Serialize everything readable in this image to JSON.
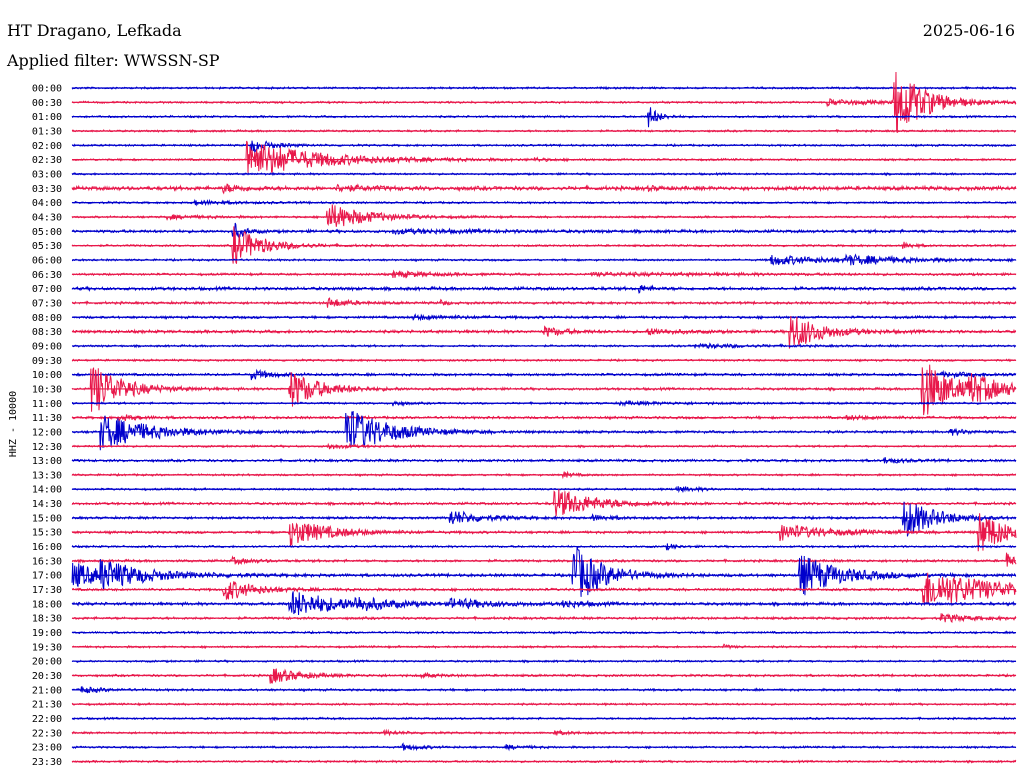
{
  "header": {
    "station": "HT Dragano, Lefkada",
    "date": "2025-06-16",
    "filter": "Applied filter: WWSSN-SP"
  },
  "chart_data": {
    "type": "line",
    "title": "HT Dragano, Lefkada",
    "subtitle": "Applied filter: WWSSN-SP",
    "ylabel": "HHZ - 10000",
    "colors": {
      "even_rows": "#0000cc",
      "odd_rows": "#e8174a"
    },
    "rows": [
      {
        "label": "00:00",
        "noise": 0.8,
        "events": []
      },
      {
        "label": "00:30",
        "noise": 0.8,
        "events": [
          {
            "t": 0.8,
            "a": 3,
            "d": 0.05
          },
          {
            "t": 0.87,
            "a": 38,
            "d": 0.03
          }
        ]
      },
      {
        "label": "01:00",
        "noise": 0.8,
        "events": [
          {
            "t": 0.61,
            "a": 12,
            "d": 0.01
          }
        ]
      },
      {
        "label": "01:30",
        "noise": 0.8,
        "events": []
      },
      {
        "label": "02:00",
        "noise": 0.8,
        "events": [
          {
            "t": 0.19,
            "a": 7,
            "d": 0.02
          }
        ]
      },
      {
        "label": "02:30",
        "noise": 0.8,
        "events": [
          {
            "t": 0.185,
            "a": 20,
            "d": 0.07
          },
          {
            "t": 0.49,
            "a": 2,
            "d": 0.01
          }
        ]
      },
      {
        "label": "03:00",
        "noise": 0.8,
        "events": []
      },
      {
        "label": "03:30",
        "noise": 1.6,
        "events": [
          {
            "t": 0.16,
            "a": 4,
            "d": 0.02
          },
          {
            "t": 0.28,
            "a": 3,
            "d": 0.03
          },
          {
            "t": 0.61,
            "a": 2,
            "d": 0.01
          }
        ]
      },
      {
        "label": "04:00",
        "noise": 0.8,
        "events": [
          {
            "t": 0.13,
            "a": 2,
            "d": 0.04
          }
        ]
      },
      {
        "label": "04:30",
        "noise": 0.8,
        "events": [
          {
            "t": 0.1,
            "a": 2,
            "d": 0.04
          },
          {
            "t": 0.27,
            "a": 14,
            "d": 0.04
          }
        ]
      },
      {
        "label": "05:00",
        "noise": 1.2,
        "events": [
          {
            "t": 0.17,
            "a": 10,
            "d": 0.01
          },
          {
            "t": 0.34,
            "a": 2,
            "d": 0.08
          }
        ]
      },
      {
        "label": "05:30",
        "noise": 0.8,
        "events": [
          {
            "t": 0.17,
            "a": 20,
            "d": 0.03
          },
          {
            "t": 0.88,
            "a": 4,
            "d": 0.01
          }
        ]
      },
      {
        "label": "06:00",
        "noise": 0.8,
        "events": [
          {
            "t": 0.74,
            "a": 5,
            "d": 0.06
          },
          {
            "t": 0.82,
            "a": 4,
            "d": 0.06
          }
        ]
      },
      {
        "label": "06:30",
        "noise": 0.9,
        "events": [
          {
            "t": 0.34,
            "a": 3,
            "d": 0.04
          },
          {
            "t": 0.55,
            "a": 1.5,
            "d": 0.15
          }
        ]
      },
      {
        "label": "07:00",
        "noise": 1.3,
        "events": [
          {
            "t": 0.6,
            "a": 4,
            "d": 0.01
          }
        ]
      },
      {
        "label": "07:30",
        "noise": 1.0,
        "events": [
          {
            "t": 0.27,
            "a": 5,
            "d": 0.02
          },
          {
            "t": 0.39,
            "a": 4,
            "d": 0.005
          }
        ]
      },
      {
        "label": "08:00",
        "noise": 1.0,
        "events": [
          {
            "t": 0.36,
            "a": 2,
            "d": 0.05
          }
        ]
      },
      {
        "label": "08:30",
        "noise": 1.2,
        "events": [
          {
            "t": 0.5,
            "a": 5,
            "d": 0.02
          },
          {
            "t": 0.61,
            "a": 3,
            "d": 0.03
          },
          {
            "t": 0.76,
            "a": 20,
            "d": 0.03
          }
        ]
      },
      {
        "label": "09:00",
        "noise": 0.8,
        "events": [
          {
            "t": 0.66,
            "a": 2,
            "d": 0.06
          }
        ]
      },
      {
        "label": "09:30",
        "noise": 0.8,
        "events": []
      },
      {
        "label": "10:00",
        "noise": 1.0,
        "events": [
          {
            "t": 0.19,
            "a": 5,
            "d": 0.02
          },
          {
            "t": 0.92,
            "a": 2,
            "d": 0.05
          }
        ]
      },
      {
        "label": "10:30",
        "noise": 1.0,
        "events": [
          {
            "t": 0.02,
            "a": 28,
            "d": 0.03
          },
          {
            "t": 0.23,
            "a": 20,
            "d": 0.03
          },
          {
            "t": 0.9,
            "a": 32,
            "d": 0.03
          },
          {
            "t": 0.95,
            "a": 12,
            "d": 0.04
          }
        ]
      },
      {
        "label": "11:00",
        "noise": 0.8,
        "events": [
          {
            "t": 0.34,
            "a": 3,
            "d": 0.01
          },
          {
            "t": 0.58,
            "a": 1.5,
            "d": 0.06
          }
        ]
      },
      {
        "label": "11:30",
        "noise": 1.0,
        "events": [
          {
            "t": 0.05,
            "a": 3,
            "d": 0.02
          },
          {
            "t": 0.82,
            "a": 2,
            "d": 0.03
          }
        ]
      },
      {
        "label": "12:00",
        "noise": 1.0,
        "events": [
          {
            "t": 0.03,
            "a": 18,
            "d": 0.05
          },
          {
            "t": 0.29,
            "a": 26,
            "d": 0.04
          },
          {
            "t": 0.93,
            "a": 3,
            "d": 0.02
          }
        ]
      },
      {
        "label": "12:30",
        "noise": 0.8,
        "events": [
          {
            "t": 0.27,
            "a": 3,
            "d": 0.02
          }
        ]
      },
      {
        "label": "13:00",
        "noise": 1.0,
        "events": [
          {
            "t": 0.86,
            "a": 3,
            "d": 0.02
          }
        ]
      },
      {
        "label": "13:30",
        "noise": 0.8,
        "events": [
          {
            "t": 0.52,
            "a": 3,
            "d": 0.01
          }
        ]
      },
      {
        "label": "14:00",
        "noise": 0.8,
        "events": [
          {
            "t": 0.64,
            "a": 3,
            "d": 0.02
          }
        ]
      },
      {
        "label": "14:30",
        "noise": 1.0,
        "events": [
          {
            "t": 0.51,
            "a": 16,
            "d": 0.04
          }
        ]
      },
      {
        "label": "15:00",
        "noise": 1.0,
        "events": [
          {
            "t": 0.4,
            "a": 8,
            "d": 0.03
          },
          {
            "t": 0.55,
            "a": 3,
            "d": 0.02
          },
          {
            "t": 0.88,
            "a": 22,
            "d": 0.03
          }
        ]
      },
      {
        "label": "15:30",
        "noise": 1.0,
        "events": [
          {
            "t": 0.23,
            "a": 14,
            "d": 0.04
          },
          {
            "t": 0.75,
            "a": 8,
            "d": 0.05
          },
          {
            "t": 0.96,
            "a": 22,
            "d": 0.03
          }
        ]
      },
      {
        "label": "16:00",
        "noise": 0.8,
        "events": [
          {
            "t": 0.63,
            "a": 3,
            "d": 0.01
          }
        ]
      },
      {
        "label": "16:30",
        "noise": 1.0,
        "events": [
          {
            "t": 0.17,
            "a": 3,
            "d": 0.02
          },
          {
            "t": 0.99,
            "a": 8,
            "d": 0.01
          }
        ]
      },
      {
        "label": "17:00",
        "noise": 1.2,
        "events": [
          {
            "t": 0.0,
            "a": 14,
            "d": 0.03
          },
          {
            "t": 0.03,
            "a": 12,
            "d": 0.05
          },
          {
            "t": 0.53,
            "a": 32,
            "d": 0.03
          },
          {
            "t": 0.77,
            "a": 22,
            "d": 0.04
          }
        ]
      },
      {
        "label": "17:30",
        "noise": 1.0,
        "events": [
          {
            "t": 0.16,
            "a": 12,
            "d": 0.03
          },
          {
            "t": 0.9,
            "a": 20,
            "d": 0.08
          }
        ]
      },
      {
        "label": "18:00",
        "noise": 1.2,
        "events": [
          {
            "t": 0.23,
            "a": 14,
            "d": 0.05
          },
          {
            "t": 0.3,
            "a": 5,
            "d": 0.03
          },
          {
            "t": 0.4,
            "a": 5,
            "d": 0.04
          },
          {
            "t": 0.52,
            "a": 4,
            "d": 0.02
          }
        ]
      },
      {
        "label": "18:30",
        "noise": 1.0,
        "events": [
          {
            "t": 0.92,
            "a": 4,
            "d": 0.03
          }
        ]
      },
      {
        "label": "19:00",
        "noise": 0.8,
        "events": []
      },
      {
        "label": "19:30",
        "noise": 0.8,
        "events": [
          {
            "t": 0.69,
            "a": 2,
            "d": 0.01
          }
        ]
      },
      {
        "label": "20:00",
        "noise": 0.8,
        "events": []
      },
      {
        "label": "20:30",
        "noise": 0.9,
        "events": [
          {
            "t": 0.21,
            "a": 8,
            "d": 0.03
          },
          {
            "t": 0.37,
            "a": 2,
            "d": 0.02
          }
        ]
      },
      {
        "label": "21:00",
        "noise": 0.9,
        "events": [
          {
            "t": 0.01,
            "a": 3,
            "d": 0.02
          }
        ]
      },
      {
        "label": "21:30",
        "noise": 0.8,
        "events": []
      },
      {
        "label": "22:00",
        "noise": 0.8,
        "events": []
      },
      {
        "label": "22:30",
        "noise": 0.8,
        "events": [
          {
            "t": 0.33,
            "a": 2,
            "d": 0.02
          },
          {
            "t": 0.51,
            "a": 2,
            "d": 0.02
          }
        ]
      },
      {
        "label": "23:00",
        "noise": 0.8,
        "events": [
          {
            "t": 0.35,
            "a": 3,
            "d": 0.02
          },
          {
            "t": 0.46,
            "a": 2,
            "d": 0.02
          }
        ]
      },
      {
        "label": "23:30",
        "noise": 0.8,
        "events": []
      }
    ]
  }
}
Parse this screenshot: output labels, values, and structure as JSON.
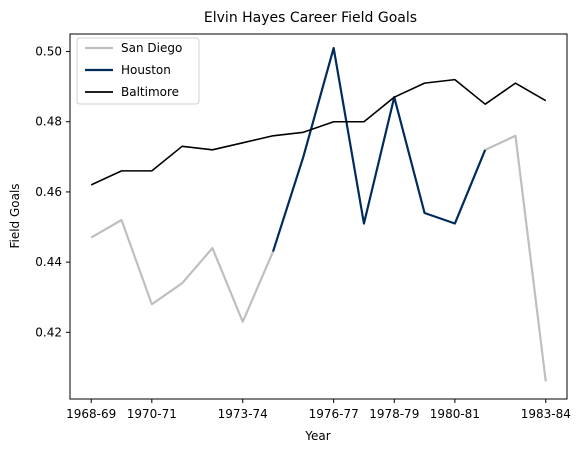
{
  "chart_data": {
    "type": "line",
    "title": "Elvin Hayes Career Field Goals",
    "xlabel": "Year",
    "ylabel": "Field Goals",
    "x_tick_labels": [
      "1968-69",
      "1970-71",
      "1973-74",
      "1976-77",
      "1978-79",
      "1980-81",
      "1983-84"
    ],
    "x_tick_positions": [
      0,
      2,
      5,
      8,
      10,
      12,
      15
    ],
    "y_ticks": [
      0.42,
      0.44,
      0.46,
      0.48,
      0.5
    ],
    "y_tick_labels": [
      "0.42",
      "0.44",
      "0.46",
      "0.48",
      "0.50"
    ],
    "xlim": [
      -0.7,
      15.7
    ],
    "ylim": [
      0.401,
      0.505
    ],
    "legend_position": "upper-left",
    "grid": false,
    "series": [
      {
        "name": "San Diego",
        "color": "#bfbfbf",
        "x": [
          0,
          1,
          2,
          3,
          4,
          5,
          6
        ],
        "values": [
          0.447,
          0.452,
          0.428,
          0.434,
          0.444,
          0.423,
          0.443
        ],
        "segments": [
          [
            0,
            6
          ],
          [
            13,
            15
          ]
        ],
        "extra_x": [
          13,
          14,
          15
        ],
        "extra_values": [
          0.472,
          0.476,
          0.406
        ]
      },
      {
        "name": "Houston",
        "color": "#002b5c",
        "x": [
          6,
          7,
          8,
          9,
          10,
          11,
          12,
          13
        ],
        "values": [
          0.443,
          0.47,
          0.501,
          0.451,
          0.487,
          0.454,
          0.451,
          0.472
        ]
      },
      {
        "name": "Baltimore",
        "color": "#000000",
        "x": [
          0,
          1,
          2,
          3,
          4,
          5,
          6,
          7,
          8,
          9,
          10,
          11,
          12,
          13,
          14,
          15
        ],
        "values": [
          0.462,
          0.466,
          0.466,
          0.473,
          0.472,
          0.474,
          0.476,
          0.477,
          0.48,
          0.48,
          0.487,
          0.491,
          0.492,
          0.485,
          0.491,
          0.486
        ]
      }
    ]
  }
}
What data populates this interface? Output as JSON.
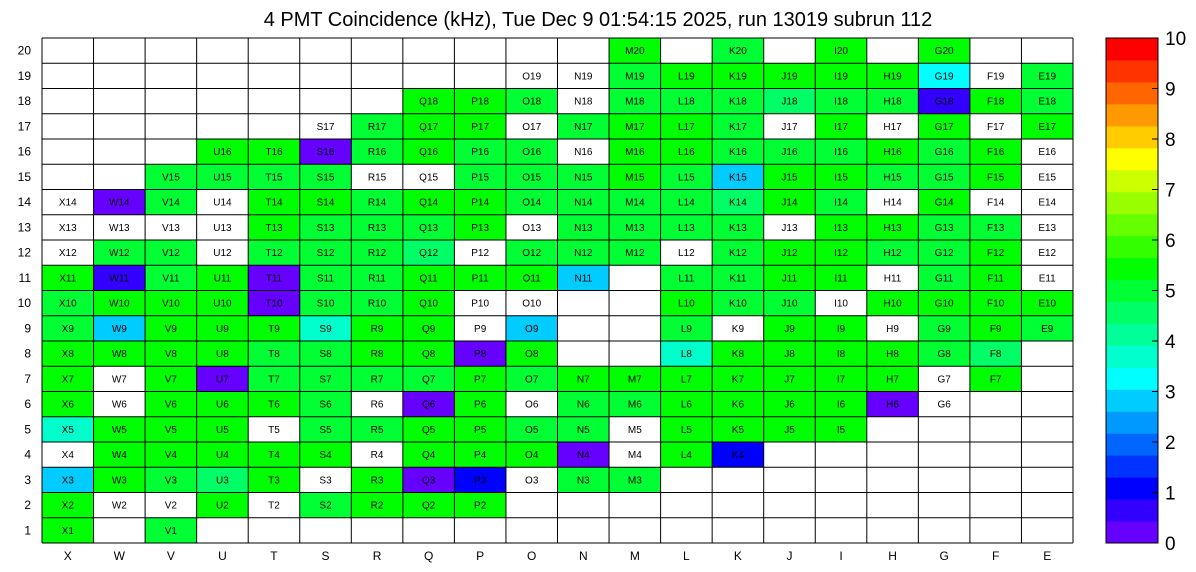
--
▸ AIM: Lines containing the word "this" must all be returned from the material above.

▸ ANSWER IN FULL:
Serialize everything readable in this image to JSON.
Parse this screenshot: output labels, values, and structure as JSON.
What data populates this interface? Output as JSON.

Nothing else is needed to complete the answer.